JOB:
Return the listing word for word, as given.

+--

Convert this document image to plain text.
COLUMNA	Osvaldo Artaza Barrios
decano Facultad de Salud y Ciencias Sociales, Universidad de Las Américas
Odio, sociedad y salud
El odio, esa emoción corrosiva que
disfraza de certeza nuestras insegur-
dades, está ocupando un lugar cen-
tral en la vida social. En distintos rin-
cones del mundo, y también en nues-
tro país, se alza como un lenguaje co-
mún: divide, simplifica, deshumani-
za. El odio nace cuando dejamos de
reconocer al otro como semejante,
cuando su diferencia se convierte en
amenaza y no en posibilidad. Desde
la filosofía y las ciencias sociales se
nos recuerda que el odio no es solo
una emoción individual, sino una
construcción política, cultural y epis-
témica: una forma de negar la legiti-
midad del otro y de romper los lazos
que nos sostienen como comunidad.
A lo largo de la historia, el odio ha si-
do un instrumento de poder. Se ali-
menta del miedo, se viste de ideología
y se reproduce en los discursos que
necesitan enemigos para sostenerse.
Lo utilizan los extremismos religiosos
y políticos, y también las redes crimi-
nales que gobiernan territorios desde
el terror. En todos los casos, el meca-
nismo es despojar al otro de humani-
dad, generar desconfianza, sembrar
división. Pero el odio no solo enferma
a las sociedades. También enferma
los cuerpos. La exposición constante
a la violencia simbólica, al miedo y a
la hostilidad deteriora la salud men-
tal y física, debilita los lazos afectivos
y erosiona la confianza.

+--

THE ANSWER:
Convert this document image to plain text.
COLUMNA	Osvaldo Artaza Barrios
decano Facultad de Salud y Ciencias Sociales, Universidad de Las Américas
Odio, sociedad y salud
El odio, esa emoción corrosiva que
disfraza de certeza nuestras insegur-
dades, está ocupando un lugar cen-
tral en la vida social. En distintos rin-
cones del mundo, y también en nues-
tro país, se alza como un lenguaje co-
mún: divide, simplifica, deshumani-
za. El odio nace cuando dejamos de
reconocer al otro como semejante,
cuando su diferencia se convierte en
amenaza y no en posibilidad. Desde
la filosofía y las ciencias sociales se
nos recuerda que el odio no es solo
una emoción individual, sino una
construcción política, cultural y epis-
témica: una forma de negar la legiti-
midad del otro y de romper los lazos
que nos sostienen como comunidad.
A lo largo de la historia, el odio ha si-
do un instrumento de poder. Se ali-
menta del miedo, se viste de ideología
y se reproduce en los discursos que
necesitan enemigos para sostenerse.
Lo utilizan los extremismos religiosos
y políticos, y también las redes crimi-
nales que gobiernan territorios desde
el terror. En todos los casos, el meca-
nismo es despojar al otro de humani-
dad, generar desconfianza, sembrar
división. Pero el odio no solo enferma
a las sociedades. También enferma
los cuerpos. La exposición constante
a la violencia simbólica, al miedo y a
la hostilidad deteriora la salud men-
tal y física, debilita los lazos afectivos
y erosiona la confianza.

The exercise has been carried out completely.